* START ITEMS *

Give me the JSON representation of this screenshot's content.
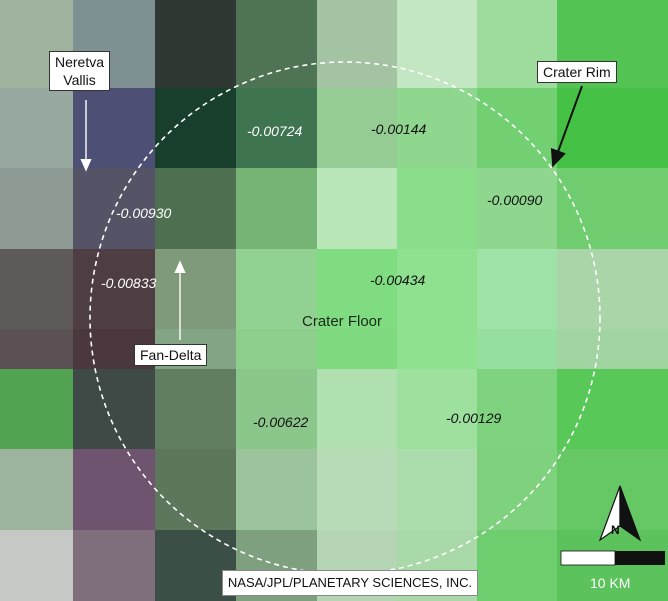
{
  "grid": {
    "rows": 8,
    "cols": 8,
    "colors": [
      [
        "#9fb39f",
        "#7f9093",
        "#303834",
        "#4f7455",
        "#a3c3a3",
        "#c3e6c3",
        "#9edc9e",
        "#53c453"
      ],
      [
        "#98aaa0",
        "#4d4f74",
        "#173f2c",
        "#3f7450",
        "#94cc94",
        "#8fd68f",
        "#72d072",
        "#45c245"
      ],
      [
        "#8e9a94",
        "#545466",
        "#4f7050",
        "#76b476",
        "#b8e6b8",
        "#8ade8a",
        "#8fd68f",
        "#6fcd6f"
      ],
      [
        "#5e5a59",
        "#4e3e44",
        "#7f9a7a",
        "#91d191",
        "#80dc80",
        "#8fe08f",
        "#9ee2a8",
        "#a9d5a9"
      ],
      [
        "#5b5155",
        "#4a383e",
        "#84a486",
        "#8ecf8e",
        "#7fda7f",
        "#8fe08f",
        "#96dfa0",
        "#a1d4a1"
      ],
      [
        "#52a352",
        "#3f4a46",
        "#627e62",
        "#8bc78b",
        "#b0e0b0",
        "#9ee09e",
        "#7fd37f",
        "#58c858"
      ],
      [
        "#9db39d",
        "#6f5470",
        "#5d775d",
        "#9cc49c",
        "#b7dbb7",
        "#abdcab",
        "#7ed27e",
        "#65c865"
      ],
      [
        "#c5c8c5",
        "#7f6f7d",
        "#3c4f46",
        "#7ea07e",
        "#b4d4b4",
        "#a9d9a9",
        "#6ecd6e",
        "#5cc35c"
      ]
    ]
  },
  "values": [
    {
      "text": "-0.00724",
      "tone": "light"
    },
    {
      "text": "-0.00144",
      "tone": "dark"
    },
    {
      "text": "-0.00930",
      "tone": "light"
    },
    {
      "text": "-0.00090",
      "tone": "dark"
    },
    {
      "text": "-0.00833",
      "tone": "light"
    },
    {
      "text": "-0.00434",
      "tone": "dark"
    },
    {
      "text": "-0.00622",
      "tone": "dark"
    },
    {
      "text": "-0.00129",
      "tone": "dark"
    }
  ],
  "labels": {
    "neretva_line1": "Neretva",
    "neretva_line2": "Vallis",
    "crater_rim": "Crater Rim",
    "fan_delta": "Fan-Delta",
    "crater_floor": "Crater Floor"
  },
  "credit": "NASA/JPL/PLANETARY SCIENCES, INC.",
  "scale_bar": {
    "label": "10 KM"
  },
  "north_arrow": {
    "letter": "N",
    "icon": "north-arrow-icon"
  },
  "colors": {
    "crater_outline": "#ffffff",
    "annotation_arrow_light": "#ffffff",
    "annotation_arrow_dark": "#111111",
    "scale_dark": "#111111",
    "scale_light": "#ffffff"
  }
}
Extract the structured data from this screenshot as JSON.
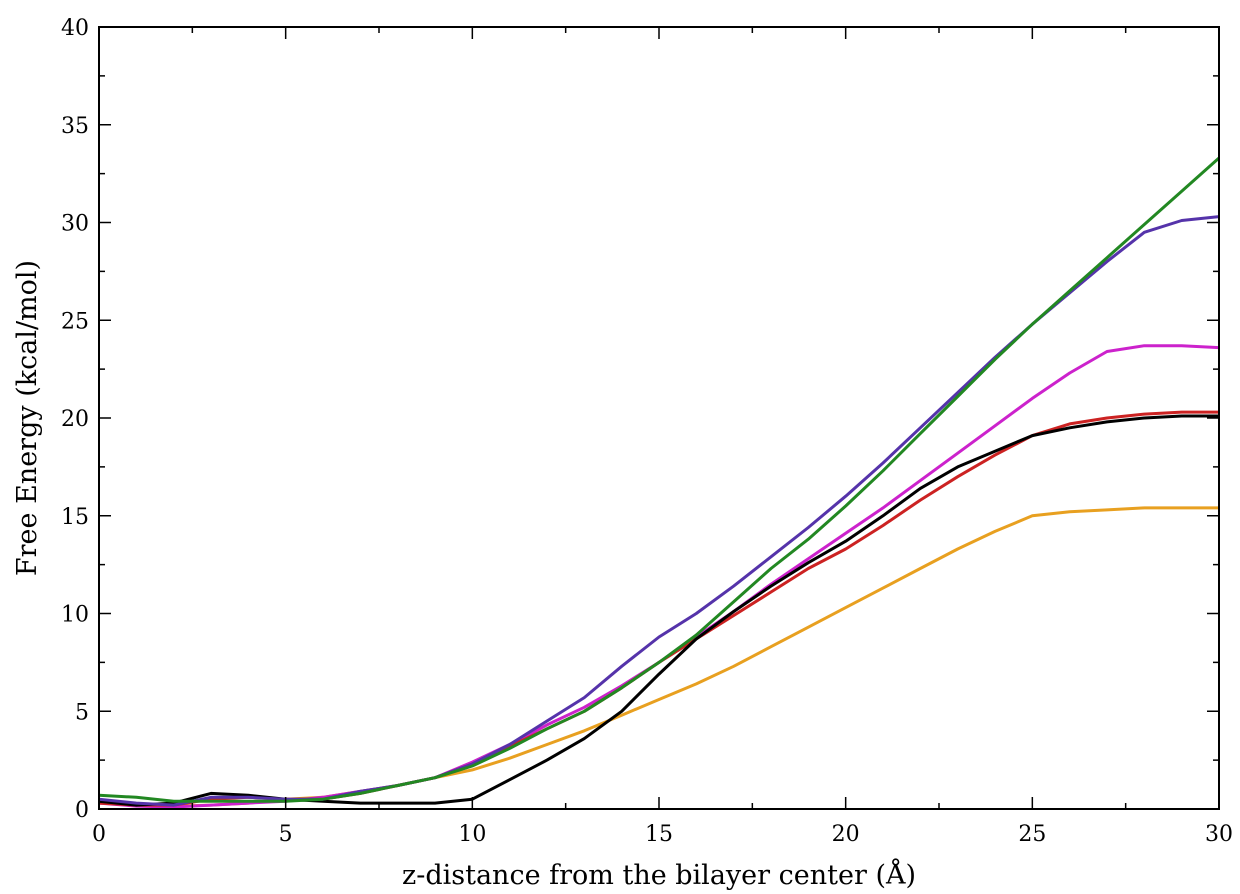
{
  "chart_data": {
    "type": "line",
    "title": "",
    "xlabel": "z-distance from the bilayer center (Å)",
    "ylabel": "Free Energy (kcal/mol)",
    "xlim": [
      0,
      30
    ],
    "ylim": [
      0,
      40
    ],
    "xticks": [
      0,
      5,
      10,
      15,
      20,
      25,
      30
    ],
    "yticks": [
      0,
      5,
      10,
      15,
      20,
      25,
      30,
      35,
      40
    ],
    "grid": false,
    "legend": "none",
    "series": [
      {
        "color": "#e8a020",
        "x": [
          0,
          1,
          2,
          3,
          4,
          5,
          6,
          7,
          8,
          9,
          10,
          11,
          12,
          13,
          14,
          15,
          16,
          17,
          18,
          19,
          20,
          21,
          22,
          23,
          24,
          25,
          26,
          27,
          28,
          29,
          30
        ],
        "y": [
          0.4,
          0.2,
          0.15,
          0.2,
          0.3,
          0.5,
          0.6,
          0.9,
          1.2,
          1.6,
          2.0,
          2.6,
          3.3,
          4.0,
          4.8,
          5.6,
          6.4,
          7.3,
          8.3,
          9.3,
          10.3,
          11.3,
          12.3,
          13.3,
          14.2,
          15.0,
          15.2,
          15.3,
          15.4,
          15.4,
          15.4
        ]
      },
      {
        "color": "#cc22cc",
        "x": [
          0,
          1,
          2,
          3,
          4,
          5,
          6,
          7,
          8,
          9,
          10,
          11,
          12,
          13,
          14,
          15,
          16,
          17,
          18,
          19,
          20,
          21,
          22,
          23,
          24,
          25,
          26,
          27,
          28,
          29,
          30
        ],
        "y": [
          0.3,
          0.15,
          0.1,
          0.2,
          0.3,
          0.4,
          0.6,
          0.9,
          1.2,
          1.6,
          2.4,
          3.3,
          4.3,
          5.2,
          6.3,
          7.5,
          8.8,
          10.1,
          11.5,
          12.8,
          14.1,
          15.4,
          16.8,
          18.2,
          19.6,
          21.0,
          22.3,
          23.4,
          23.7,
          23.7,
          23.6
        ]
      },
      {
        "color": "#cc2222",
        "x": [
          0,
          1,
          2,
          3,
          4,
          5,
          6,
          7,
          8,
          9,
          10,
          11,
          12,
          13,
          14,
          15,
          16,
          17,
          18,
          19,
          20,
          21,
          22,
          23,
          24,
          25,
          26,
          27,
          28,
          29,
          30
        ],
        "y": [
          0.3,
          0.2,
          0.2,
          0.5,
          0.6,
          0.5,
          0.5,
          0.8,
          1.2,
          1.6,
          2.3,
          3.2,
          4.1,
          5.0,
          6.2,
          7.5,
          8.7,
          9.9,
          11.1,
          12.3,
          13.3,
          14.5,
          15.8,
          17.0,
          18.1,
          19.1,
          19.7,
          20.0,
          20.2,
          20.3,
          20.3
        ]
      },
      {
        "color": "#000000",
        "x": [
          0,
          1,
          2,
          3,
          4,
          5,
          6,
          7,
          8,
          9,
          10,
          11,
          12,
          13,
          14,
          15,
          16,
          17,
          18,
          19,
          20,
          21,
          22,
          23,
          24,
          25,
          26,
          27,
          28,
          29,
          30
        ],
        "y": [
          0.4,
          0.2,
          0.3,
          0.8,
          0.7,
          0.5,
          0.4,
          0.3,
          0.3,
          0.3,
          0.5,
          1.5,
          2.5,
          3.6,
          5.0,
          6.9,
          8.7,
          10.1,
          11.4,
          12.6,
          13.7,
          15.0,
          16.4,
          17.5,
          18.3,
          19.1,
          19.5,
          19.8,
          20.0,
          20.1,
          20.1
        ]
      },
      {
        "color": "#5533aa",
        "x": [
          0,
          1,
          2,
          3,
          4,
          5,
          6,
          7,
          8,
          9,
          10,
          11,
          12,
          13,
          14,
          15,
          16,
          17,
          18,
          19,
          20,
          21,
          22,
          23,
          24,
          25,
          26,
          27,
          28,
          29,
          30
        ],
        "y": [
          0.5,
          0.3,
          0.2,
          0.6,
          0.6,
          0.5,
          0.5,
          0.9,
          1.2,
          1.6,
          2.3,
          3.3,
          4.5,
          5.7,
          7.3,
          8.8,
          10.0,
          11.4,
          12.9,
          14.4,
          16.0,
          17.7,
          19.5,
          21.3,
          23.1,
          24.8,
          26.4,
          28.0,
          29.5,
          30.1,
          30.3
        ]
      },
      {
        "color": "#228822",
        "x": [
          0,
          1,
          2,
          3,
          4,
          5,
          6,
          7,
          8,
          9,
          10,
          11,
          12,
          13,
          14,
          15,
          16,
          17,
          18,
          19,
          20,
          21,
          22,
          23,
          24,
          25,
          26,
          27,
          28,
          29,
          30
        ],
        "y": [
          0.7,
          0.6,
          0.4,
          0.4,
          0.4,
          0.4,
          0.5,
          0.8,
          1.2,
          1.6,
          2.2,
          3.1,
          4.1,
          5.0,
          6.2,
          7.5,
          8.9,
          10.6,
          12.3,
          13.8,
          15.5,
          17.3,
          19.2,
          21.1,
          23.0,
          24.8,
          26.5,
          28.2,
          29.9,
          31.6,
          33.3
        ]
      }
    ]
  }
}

* END ITEMS *
* START ITEMS *

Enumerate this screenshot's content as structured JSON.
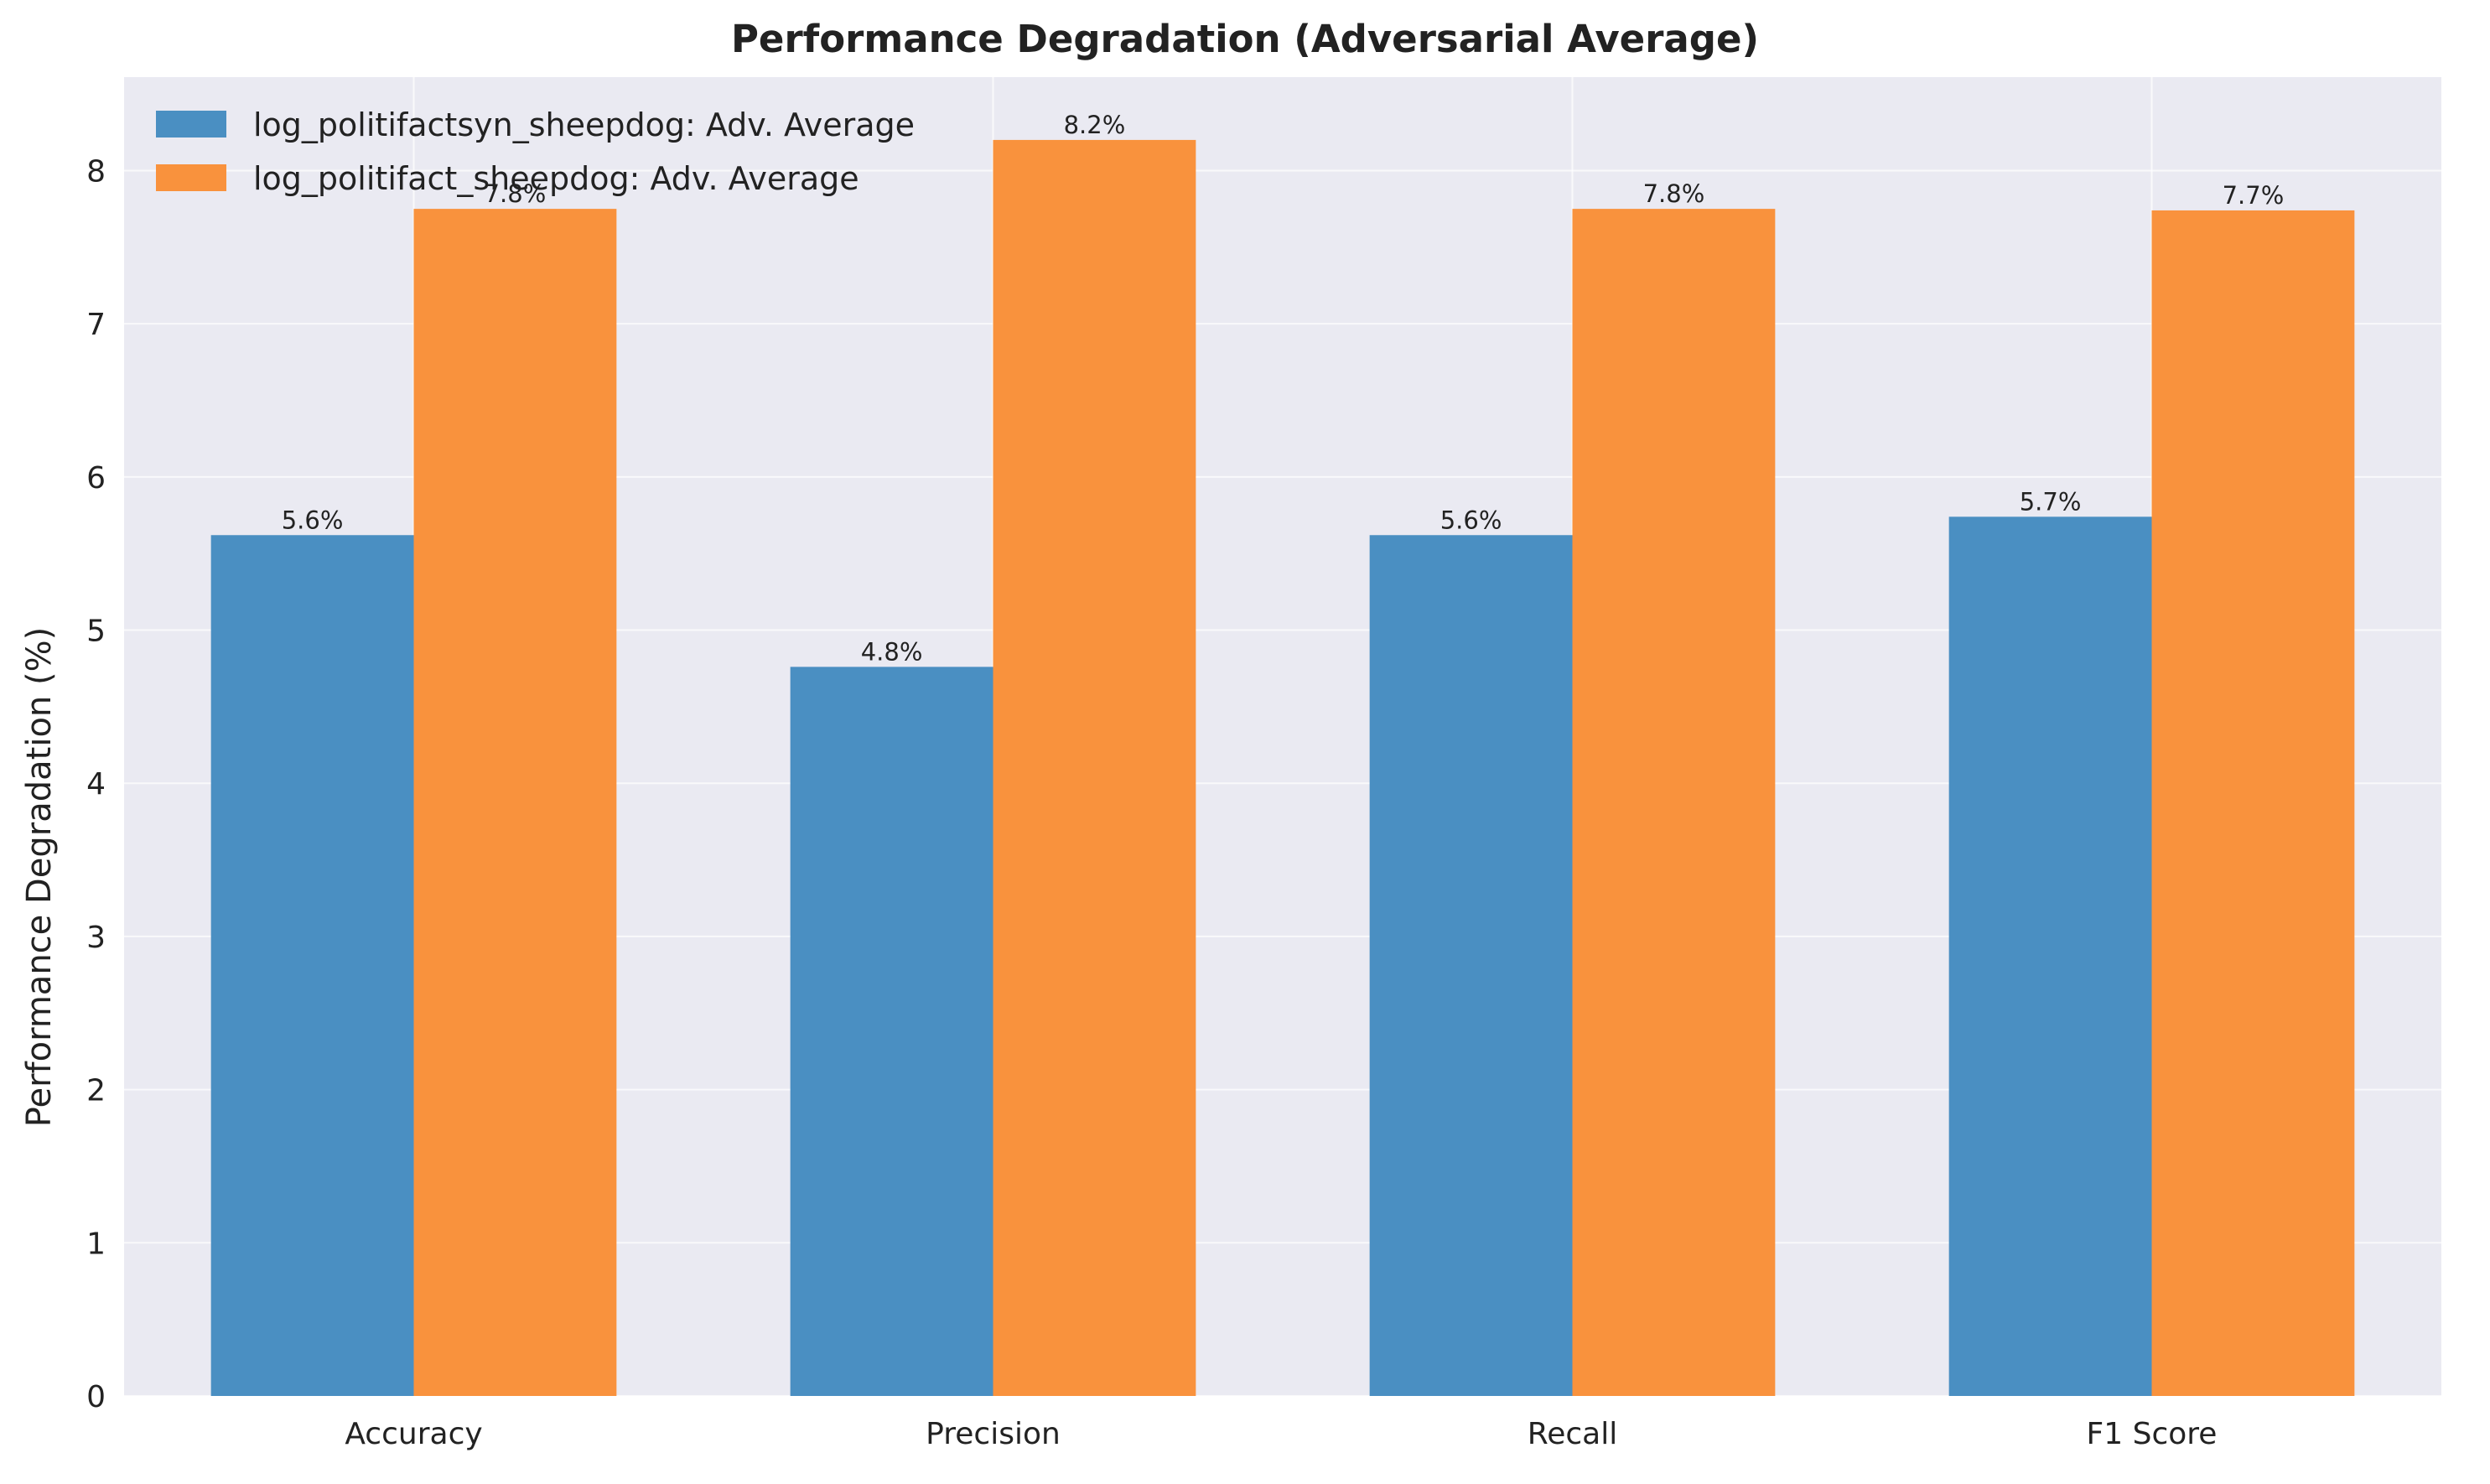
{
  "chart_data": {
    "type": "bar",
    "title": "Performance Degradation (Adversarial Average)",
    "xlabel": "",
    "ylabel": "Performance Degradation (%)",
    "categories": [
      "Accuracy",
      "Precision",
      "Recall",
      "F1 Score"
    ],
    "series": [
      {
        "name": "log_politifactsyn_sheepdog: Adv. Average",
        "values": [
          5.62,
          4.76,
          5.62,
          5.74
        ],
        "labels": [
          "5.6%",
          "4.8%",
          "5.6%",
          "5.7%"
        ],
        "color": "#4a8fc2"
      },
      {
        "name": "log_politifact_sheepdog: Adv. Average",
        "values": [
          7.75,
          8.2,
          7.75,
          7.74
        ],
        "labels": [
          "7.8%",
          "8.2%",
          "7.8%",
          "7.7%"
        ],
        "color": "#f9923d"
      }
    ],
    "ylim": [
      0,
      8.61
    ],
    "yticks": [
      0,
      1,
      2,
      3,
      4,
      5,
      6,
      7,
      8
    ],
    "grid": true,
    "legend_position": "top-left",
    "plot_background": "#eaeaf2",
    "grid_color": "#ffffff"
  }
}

* END ITEMS *
* START ITEMS *

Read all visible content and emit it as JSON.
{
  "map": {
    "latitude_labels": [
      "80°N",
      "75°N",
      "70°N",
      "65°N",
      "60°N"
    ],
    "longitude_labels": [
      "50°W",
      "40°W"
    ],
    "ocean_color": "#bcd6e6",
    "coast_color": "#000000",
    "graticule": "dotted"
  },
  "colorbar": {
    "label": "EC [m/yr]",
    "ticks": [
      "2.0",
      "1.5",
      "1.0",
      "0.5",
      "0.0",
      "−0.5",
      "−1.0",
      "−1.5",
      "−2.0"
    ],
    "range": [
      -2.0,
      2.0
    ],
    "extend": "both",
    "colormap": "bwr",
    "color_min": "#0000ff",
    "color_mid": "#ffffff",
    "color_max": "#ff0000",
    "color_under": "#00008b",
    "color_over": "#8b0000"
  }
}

* END ITEMS *

Look through the entries above and report each line where the string "from" occurs.

## THE SOLUTION
Extract the structured data from this screenshot as JSON.
    "xlabel": "z-distance from the bilayer center (Å)",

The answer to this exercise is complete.